= Records provided =
## START

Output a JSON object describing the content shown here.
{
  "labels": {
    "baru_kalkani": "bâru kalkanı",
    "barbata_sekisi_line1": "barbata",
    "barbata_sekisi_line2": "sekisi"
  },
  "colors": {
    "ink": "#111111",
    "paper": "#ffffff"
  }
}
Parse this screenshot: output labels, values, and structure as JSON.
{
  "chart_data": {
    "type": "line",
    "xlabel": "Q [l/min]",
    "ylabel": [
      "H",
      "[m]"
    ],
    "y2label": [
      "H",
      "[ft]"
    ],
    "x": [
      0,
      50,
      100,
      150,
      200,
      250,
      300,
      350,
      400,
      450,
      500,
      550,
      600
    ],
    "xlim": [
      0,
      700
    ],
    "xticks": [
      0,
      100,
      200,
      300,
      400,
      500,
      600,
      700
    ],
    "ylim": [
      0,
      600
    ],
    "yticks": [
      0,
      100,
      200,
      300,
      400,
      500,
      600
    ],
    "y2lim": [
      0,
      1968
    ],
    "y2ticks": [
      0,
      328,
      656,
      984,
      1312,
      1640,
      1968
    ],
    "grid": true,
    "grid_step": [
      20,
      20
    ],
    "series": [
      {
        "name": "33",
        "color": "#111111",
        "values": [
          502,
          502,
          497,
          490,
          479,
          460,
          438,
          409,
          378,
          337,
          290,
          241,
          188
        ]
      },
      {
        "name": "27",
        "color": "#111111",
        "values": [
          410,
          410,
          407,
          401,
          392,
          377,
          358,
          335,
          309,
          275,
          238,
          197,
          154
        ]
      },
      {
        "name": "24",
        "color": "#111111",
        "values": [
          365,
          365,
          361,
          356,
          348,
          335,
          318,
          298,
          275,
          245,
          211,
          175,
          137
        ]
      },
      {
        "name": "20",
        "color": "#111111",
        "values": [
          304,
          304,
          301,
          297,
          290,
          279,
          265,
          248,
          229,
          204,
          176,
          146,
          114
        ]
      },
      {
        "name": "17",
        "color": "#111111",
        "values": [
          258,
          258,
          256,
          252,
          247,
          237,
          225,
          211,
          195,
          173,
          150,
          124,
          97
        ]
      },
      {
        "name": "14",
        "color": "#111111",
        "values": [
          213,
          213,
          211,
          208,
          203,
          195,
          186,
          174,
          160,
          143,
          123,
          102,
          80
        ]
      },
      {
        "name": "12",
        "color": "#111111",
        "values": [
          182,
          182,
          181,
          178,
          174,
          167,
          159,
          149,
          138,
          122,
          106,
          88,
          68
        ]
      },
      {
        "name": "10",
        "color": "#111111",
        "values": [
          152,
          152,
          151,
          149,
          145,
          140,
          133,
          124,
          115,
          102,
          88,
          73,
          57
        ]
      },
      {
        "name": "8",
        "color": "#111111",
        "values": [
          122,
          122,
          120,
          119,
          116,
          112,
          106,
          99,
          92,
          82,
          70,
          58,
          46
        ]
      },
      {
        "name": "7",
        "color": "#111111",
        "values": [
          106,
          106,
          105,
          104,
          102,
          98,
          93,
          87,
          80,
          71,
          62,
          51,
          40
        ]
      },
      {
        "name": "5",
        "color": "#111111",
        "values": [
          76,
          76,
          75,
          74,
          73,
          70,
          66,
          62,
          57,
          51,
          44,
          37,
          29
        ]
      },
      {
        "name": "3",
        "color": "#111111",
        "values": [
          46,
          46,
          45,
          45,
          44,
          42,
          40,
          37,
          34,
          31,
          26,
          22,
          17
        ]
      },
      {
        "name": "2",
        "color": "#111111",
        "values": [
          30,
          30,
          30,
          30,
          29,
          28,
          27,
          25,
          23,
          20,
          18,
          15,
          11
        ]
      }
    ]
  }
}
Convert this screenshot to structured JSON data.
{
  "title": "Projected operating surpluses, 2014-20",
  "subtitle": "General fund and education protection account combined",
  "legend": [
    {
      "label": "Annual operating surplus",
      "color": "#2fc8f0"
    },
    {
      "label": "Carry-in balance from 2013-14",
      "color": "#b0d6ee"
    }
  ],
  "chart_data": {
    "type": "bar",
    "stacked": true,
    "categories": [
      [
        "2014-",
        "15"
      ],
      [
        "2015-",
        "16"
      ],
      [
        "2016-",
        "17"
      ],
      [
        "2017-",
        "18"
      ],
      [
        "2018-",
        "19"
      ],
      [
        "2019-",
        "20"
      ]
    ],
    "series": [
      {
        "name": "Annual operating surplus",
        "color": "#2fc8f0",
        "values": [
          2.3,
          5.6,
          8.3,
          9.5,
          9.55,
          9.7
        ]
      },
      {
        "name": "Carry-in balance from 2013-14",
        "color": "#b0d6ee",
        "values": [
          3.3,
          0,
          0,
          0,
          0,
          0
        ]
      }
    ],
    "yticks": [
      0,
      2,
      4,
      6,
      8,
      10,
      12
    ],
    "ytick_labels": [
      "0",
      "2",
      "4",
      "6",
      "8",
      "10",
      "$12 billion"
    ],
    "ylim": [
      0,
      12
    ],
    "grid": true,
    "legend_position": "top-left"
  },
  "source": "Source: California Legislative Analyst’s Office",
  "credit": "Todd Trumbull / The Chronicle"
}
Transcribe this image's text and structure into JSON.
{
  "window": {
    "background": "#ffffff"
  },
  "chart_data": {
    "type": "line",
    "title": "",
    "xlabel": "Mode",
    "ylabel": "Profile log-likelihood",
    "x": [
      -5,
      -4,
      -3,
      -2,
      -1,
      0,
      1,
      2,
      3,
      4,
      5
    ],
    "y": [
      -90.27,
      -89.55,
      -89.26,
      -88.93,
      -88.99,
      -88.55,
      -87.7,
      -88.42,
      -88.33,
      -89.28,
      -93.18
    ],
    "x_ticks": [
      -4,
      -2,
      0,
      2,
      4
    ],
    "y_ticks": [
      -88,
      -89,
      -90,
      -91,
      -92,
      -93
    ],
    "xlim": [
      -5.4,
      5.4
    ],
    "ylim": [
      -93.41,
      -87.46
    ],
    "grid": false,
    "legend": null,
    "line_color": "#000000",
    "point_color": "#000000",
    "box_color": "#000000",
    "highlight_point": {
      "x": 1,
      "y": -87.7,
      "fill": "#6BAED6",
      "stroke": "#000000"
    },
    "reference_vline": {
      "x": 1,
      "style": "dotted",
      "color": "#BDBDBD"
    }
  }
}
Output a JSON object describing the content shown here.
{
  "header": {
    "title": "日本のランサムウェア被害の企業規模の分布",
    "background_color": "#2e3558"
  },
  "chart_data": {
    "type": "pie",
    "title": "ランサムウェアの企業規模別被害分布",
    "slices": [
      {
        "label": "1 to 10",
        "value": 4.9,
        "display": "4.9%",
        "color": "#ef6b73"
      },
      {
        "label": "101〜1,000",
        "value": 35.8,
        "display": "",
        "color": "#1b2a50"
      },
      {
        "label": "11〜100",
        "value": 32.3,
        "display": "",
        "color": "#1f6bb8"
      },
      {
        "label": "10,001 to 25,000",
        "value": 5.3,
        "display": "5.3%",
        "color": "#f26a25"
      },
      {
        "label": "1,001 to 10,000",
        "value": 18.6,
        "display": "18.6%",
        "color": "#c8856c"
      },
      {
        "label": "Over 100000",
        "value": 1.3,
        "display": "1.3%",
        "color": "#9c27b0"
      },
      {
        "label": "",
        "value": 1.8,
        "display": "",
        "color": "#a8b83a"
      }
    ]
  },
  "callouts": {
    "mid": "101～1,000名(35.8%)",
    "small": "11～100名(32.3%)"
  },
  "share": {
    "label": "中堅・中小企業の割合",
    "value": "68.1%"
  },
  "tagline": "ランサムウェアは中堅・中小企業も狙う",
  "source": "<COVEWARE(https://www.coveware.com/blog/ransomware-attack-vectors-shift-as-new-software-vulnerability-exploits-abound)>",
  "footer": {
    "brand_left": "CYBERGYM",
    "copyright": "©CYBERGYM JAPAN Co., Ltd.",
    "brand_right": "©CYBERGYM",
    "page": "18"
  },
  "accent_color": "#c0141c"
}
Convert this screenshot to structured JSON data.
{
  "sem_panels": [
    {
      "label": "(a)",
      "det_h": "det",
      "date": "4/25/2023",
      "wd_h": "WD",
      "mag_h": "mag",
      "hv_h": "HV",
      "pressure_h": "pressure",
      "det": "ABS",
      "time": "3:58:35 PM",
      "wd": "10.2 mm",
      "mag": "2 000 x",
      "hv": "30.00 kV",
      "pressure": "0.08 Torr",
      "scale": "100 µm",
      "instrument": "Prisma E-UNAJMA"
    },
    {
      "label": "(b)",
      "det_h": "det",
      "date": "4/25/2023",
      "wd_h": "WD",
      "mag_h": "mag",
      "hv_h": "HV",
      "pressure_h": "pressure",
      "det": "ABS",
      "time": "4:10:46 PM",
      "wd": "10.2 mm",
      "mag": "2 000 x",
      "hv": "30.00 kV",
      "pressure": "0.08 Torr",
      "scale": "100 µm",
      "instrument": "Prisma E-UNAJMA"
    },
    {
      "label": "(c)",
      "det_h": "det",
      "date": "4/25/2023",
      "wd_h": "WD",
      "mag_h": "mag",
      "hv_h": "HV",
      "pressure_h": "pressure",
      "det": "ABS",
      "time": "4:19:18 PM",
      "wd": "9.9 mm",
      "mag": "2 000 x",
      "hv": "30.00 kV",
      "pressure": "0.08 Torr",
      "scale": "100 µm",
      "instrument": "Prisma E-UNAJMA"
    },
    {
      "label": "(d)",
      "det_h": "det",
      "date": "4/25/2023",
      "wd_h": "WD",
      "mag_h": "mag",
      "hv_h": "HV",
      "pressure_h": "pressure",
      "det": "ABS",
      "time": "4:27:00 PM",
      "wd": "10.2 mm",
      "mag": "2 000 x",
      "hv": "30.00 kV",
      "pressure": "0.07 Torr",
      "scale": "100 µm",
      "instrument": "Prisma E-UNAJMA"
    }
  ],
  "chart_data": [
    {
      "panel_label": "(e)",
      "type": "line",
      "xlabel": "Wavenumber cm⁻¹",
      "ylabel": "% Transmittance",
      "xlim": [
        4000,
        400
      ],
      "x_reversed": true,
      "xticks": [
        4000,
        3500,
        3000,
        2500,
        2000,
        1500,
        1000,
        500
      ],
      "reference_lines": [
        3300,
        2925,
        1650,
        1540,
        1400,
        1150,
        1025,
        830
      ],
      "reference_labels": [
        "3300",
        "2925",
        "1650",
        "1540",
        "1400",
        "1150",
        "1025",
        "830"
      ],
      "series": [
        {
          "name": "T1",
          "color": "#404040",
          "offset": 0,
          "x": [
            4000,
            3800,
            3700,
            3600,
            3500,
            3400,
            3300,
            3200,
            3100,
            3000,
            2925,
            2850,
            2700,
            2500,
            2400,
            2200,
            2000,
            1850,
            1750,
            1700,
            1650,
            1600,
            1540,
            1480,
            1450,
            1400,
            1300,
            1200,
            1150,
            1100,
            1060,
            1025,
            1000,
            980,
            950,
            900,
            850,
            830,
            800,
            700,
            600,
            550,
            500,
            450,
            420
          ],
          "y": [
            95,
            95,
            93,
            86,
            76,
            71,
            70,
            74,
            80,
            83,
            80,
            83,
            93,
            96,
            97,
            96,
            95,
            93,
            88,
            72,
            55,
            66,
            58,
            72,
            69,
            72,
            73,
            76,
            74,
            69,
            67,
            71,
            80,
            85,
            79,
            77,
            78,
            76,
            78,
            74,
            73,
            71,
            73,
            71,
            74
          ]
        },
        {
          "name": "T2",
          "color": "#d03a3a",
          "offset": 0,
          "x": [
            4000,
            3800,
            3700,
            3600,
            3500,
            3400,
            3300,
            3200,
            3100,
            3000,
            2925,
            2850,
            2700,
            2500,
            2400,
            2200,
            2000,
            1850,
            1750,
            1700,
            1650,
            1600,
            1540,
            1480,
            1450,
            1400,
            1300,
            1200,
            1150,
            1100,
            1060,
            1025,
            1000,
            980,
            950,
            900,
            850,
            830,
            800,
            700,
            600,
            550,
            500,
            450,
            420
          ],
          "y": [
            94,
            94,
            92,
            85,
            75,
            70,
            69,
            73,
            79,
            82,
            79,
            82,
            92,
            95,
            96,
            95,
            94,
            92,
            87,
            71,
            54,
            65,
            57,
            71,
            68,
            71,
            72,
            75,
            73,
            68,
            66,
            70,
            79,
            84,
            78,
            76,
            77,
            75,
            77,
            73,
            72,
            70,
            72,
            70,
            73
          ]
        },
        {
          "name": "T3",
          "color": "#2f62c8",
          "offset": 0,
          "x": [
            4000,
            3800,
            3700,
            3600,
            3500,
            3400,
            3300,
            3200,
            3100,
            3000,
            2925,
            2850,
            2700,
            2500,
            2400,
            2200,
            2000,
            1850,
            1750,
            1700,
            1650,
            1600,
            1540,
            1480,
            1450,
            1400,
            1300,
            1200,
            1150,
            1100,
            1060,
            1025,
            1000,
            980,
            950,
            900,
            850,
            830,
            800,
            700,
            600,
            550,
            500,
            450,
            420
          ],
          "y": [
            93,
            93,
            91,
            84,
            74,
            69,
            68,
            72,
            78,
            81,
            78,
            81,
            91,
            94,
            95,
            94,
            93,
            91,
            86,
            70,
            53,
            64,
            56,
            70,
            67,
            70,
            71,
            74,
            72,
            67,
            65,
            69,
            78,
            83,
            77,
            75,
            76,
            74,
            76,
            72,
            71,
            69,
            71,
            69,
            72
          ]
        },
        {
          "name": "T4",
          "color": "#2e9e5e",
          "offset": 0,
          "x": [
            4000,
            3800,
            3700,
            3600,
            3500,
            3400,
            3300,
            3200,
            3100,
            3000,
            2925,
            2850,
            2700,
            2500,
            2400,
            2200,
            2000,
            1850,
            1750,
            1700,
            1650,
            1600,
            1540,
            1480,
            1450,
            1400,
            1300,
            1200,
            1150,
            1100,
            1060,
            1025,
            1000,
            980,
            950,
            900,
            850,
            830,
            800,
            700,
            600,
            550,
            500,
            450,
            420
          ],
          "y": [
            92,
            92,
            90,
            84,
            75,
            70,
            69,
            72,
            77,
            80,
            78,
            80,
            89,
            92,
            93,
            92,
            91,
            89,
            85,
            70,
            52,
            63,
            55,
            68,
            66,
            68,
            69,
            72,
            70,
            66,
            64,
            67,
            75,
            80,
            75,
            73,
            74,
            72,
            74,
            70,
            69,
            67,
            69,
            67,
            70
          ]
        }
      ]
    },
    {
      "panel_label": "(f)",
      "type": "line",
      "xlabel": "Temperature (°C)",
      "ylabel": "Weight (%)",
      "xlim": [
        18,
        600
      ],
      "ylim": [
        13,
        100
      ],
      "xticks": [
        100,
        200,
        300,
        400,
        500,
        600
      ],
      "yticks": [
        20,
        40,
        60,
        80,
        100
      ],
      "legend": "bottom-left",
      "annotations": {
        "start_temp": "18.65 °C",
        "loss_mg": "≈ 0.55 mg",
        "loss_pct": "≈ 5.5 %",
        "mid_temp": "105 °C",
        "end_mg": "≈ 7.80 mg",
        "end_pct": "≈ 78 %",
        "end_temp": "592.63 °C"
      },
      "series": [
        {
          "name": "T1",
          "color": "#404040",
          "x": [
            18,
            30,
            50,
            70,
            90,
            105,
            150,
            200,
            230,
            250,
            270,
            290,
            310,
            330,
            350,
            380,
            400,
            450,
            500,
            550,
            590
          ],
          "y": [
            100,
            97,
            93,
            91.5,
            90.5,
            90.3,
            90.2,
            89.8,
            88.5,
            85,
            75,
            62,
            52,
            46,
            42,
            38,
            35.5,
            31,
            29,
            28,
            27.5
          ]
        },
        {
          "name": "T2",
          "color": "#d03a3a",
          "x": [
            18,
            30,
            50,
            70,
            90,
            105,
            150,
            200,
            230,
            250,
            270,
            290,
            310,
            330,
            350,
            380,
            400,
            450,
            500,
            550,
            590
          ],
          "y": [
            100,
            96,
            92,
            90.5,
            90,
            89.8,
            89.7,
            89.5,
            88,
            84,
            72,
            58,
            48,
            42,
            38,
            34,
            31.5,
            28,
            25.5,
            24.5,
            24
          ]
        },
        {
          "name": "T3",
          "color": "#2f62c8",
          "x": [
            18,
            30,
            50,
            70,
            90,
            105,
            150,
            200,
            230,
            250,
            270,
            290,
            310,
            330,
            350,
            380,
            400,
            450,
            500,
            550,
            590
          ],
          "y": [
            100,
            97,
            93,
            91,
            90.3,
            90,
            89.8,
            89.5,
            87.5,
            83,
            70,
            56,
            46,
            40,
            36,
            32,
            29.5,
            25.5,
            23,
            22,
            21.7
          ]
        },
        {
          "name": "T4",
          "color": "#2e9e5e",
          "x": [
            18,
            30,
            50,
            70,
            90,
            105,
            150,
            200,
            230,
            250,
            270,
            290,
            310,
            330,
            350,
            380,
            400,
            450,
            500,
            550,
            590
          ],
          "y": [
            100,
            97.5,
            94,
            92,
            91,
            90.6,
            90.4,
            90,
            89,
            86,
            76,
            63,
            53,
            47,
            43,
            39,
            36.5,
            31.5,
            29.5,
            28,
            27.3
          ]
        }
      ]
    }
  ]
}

## END

= Challenge =
Collect, from the material above, every line containing the word "ylabel".

= Correct result =
    "ylabel": [
    "ylabel": "Profile log-likelihood",
      "ylabel": "% Transmittance",
      "ylabel": "Weight (%)",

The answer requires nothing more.